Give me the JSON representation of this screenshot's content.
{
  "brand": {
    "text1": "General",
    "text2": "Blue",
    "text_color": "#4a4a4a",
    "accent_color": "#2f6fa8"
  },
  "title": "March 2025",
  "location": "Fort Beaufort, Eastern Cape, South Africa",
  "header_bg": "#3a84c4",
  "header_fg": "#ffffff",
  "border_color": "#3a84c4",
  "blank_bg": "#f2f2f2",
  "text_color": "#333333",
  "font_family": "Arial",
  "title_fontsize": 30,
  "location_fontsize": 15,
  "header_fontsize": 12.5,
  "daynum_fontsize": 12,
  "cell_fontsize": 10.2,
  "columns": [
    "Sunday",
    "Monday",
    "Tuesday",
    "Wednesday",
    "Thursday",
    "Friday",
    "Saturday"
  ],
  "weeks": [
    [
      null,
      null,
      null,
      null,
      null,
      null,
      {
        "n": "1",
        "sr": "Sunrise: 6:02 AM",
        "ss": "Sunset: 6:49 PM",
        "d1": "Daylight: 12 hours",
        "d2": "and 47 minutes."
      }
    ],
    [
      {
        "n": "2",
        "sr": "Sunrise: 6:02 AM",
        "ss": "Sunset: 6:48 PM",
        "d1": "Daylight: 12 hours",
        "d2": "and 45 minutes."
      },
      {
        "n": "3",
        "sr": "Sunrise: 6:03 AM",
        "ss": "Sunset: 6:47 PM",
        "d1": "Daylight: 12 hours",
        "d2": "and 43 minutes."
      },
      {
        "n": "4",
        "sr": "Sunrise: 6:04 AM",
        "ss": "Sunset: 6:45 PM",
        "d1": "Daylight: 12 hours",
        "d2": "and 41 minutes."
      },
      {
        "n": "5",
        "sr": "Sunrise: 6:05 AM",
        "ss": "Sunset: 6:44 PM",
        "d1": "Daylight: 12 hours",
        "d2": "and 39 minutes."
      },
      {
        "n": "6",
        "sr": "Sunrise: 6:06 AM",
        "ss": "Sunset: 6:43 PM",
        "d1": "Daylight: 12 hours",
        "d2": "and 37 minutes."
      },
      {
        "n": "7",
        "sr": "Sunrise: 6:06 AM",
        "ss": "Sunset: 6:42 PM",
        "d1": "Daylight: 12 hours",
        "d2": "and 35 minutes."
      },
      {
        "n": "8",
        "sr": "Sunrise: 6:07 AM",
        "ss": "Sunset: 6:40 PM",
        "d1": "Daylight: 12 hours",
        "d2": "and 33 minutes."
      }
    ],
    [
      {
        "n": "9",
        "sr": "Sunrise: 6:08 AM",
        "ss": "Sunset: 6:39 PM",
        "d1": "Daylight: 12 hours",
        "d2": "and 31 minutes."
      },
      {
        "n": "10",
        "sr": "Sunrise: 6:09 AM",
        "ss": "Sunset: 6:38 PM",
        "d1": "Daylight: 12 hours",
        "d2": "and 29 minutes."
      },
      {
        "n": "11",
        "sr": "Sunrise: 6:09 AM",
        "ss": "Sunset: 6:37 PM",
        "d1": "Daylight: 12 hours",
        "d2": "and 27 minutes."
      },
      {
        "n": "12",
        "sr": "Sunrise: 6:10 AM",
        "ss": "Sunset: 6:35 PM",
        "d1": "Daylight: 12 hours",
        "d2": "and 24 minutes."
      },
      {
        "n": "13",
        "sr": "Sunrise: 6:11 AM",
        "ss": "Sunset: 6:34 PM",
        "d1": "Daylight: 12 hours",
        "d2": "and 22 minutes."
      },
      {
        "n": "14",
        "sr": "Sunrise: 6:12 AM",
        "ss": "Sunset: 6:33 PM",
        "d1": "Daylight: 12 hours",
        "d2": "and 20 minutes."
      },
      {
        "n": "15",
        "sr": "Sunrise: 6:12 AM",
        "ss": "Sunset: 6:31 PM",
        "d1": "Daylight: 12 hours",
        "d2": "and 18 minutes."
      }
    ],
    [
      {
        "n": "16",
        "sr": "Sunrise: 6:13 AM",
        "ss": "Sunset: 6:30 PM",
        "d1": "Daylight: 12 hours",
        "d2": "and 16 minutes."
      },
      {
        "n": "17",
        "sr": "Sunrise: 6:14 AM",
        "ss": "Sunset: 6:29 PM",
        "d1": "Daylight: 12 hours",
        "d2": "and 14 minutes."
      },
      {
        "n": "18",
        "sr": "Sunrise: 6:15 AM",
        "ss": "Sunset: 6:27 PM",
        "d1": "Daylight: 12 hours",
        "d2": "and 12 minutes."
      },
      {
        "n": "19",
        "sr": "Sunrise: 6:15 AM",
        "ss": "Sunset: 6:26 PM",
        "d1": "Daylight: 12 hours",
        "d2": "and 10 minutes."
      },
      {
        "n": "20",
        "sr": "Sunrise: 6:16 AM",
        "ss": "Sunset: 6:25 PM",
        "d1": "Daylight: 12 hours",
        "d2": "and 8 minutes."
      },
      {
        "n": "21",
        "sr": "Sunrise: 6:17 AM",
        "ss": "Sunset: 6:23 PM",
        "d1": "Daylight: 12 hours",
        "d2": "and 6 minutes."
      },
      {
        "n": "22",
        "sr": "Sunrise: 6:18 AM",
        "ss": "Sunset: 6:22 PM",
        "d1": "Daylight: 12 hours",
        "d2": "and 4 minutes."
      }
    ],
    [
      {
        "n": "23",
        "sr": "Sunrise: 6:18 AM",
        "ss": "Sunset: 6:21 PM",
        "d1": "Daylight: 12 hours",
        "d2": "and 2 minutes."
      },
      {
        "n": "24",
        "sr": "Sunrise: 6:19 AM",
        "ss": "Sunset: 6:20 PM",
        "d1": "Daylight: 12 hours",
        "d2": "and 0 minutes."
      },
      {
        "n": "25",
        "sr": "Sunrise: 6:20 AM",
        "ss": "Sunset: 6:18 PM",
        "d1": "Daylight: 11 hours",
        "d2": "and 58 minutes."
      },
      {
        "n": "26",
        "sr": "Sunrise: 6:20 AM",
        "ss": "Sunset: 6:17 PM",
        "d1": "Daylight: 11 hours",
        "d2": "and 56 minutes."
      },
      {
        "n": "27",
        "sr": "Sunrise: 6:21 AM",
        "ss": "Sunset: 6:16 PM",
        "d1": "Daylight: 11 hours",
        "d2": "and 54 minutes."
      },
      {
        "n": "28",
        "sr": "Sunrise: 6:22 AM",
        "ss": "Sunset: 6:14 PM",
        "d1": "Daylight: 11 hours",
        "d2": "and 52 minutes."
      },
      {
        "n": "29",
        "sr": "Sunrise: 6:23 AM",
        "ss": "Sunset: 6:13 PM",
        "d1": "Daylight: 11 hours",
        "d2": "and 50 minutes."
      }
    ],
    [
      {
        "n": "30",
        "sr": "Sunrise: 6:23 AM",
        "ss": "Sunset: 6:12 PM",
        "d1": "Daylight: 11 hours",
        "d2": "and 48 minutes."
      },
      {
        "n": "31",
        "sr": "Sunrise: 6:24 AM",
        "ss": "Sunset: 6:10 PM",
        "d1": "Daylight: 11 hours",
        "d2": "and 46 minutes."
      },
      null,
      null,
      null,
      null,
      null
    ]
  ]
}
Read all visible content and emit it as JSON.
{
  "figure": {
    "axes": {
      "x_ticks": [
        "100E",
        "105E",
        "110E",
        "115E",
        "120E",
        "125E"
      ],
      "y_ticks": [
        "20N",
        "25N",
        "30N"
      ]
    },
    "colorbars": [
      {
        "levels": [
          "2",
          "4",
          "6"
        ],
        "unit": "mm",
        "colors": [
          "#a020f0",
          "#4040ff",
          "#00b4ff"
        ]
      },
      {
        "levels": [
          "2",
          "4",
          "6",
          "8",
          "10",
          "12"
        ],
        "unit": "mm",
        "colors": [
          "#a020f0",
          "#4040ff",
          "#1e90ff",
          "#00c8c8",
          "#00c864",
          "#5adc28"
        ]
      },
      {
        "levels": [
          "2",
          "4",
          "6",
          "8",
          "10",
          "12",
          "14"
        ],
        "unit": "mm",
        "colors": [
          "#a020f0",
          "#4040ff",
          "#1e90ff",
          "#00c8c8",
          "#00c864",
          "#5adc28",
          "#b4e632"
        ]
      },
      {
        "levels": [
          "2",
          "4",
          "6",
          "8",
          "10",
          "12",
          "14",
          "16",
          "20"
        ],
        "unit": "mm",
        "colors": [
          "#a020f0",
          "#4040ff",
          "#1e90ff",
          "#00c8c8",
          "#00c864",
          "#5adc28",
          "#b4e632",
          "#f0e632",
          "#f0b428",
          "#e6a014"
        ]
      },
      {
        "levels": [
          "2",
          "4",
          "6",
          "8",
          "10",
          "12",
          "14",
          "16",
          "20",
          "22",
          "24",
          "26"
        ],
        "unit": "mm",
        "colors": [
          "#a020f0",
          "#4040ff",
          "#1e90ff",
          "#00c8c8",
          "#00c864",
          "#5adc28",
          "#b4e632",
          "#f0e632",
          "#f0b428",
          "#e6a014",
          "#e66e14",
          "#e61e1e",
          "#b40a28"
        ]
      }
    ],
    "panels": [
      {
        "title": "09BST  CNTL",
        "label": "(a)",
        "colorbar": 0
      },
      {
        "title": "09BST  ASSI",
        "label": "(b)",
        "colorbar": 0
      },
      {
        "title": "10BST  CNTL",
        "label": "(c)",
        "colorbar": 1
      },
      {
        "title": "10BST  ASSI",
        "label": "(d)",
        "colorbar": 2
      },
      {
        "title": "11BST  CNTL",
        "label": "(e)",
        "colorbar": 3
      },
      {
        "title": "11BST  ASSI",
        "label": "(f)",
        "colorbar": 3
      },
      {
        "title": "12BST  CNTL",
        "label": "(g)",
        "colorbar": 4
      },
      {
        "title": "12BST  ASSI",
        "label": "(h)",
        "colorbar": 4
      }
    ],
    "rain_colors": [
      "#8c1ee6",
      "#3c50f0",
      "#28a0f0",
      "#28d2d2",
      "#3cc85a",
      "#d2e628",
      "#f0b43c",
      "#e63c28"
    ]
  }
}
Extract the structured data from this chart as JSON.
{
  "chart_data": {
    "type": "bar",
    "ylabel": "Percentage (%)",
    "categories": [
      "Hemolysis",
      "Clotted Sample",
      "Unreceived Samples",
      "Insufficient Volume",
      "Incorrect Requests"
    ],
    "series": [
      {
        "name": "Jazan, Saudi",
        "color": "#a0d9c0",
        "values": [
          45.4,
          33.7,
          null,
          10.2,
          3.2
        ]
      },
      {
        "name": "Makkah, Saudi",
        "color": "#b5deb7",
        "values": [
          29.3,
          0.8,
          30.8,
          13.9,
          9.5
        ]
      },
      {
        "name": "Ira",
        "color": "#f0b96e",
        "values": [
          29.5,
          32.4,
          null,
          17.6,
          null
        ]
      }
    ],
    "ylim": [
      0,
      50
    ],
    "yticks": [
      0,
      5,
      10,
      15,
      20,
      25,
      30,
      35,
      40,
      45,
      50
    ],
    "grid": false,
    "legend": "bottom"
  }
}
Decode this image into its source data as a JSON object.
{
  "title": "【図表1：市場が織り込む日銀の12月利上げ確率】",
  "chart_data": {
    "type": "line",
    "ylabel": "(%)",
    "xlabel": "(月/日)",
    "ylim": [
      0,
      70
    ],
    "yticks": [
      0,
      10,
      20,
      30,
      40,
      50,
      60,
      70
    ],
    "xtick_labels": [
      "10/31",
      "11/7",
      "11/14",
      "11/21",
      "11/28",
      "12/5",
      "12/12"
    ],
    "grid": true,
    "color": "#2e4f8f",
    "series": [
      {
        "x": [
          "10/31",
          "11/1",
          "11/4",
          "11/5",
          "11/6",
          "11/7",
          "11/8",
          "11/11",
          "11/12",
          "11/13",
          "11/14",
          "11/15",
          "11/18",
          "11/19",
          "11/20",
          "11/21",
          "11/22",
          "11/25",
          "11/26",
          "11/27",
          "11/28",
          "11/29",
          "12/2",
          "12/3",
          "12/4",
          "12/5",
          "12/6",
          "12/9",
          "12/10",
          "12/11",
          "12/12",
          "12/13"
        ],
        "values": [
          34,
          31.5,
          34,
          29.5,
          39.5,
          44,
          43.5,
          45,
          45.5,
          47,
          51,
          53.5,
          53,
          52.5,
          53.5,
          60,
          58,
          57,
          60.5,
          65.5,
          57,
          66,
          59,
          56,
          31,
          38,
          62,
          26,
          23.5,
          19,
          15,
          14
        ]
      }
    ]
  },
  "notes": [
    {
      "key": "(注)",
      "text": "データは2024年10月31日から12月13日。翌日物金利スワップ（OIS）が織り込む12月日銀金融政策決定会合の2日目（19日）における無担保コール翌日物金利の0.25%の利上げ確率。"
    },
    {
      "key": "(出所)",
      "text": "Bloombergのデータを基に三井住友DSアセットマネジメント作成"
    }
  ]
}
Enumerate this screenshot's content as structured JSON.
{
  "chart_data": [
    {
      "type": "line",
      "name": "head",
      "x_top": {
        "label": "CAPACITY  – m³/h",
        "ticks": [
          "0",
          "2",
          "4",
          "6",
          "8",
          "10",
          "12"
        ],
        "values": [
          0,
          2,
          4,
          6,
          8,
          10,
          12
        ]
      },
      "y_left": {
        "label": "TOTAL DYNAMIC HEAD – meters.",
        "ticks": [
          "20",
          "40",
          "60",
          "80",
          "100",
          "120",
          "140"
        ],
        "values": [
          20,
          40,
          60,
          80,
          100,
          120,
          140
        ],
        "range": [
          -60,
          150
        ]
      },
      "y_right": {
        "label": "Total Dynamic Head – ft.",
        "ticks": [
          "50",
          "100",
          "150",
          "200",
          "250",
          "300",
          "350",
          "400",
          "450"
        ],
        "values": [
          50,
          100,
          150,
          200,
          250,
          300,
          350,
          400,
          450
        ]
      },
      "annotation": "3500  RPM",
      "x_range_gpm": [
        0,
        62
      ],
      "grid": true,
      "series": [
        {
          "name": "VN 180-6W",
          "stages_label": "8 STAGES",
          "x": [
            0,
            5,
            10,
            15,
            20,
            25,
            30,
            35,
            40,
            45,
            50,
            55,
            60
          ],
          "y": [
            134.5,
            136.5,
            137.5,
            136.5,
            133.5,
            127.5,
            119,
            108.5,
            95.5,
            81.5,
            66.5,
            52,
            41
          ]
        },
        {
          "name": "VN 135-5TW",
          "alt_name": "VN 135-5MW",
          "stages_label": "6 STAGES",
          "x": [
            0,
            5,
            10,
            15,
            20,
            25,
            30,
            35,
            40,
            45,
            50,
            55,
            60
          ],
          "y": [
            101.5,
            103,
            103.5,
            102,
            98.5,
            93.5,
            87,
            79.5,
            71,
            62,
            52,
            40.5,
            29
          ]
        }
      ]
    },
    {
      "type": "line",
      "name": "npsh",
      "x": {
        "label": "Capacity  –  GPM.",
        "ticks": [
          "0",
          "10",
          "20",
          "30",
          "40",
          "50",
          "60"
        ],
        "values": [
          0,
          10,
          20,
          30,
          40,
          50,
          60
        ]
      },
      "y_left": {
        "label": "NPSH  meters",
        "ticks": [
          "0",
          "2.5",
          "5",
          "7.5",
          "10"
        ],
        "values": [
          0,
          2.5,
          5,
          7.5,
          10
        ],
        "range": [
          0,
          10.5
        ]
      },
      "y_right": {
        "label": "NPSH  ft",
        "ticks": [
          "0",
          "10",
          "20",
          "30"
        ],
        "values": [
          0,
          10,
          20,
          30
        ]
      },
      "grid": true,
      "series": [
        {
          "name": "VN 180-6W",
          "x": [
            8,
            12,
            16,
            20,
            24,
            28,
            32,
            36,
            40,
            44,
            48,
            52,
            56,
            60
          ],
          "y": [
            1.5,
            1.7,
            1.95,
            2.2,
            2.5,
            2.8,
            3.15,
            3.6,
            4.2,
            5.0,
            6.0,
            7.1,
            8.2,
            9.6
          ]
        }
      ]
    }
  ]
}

************

Required work. Look above for every line with the word "content" and copy it.

Result of this exercise.
Give me the JSON representation of this screenshot's content.
Read all visible content and emit it as JSON.
Enumerate this screenshot's content as structured JSON.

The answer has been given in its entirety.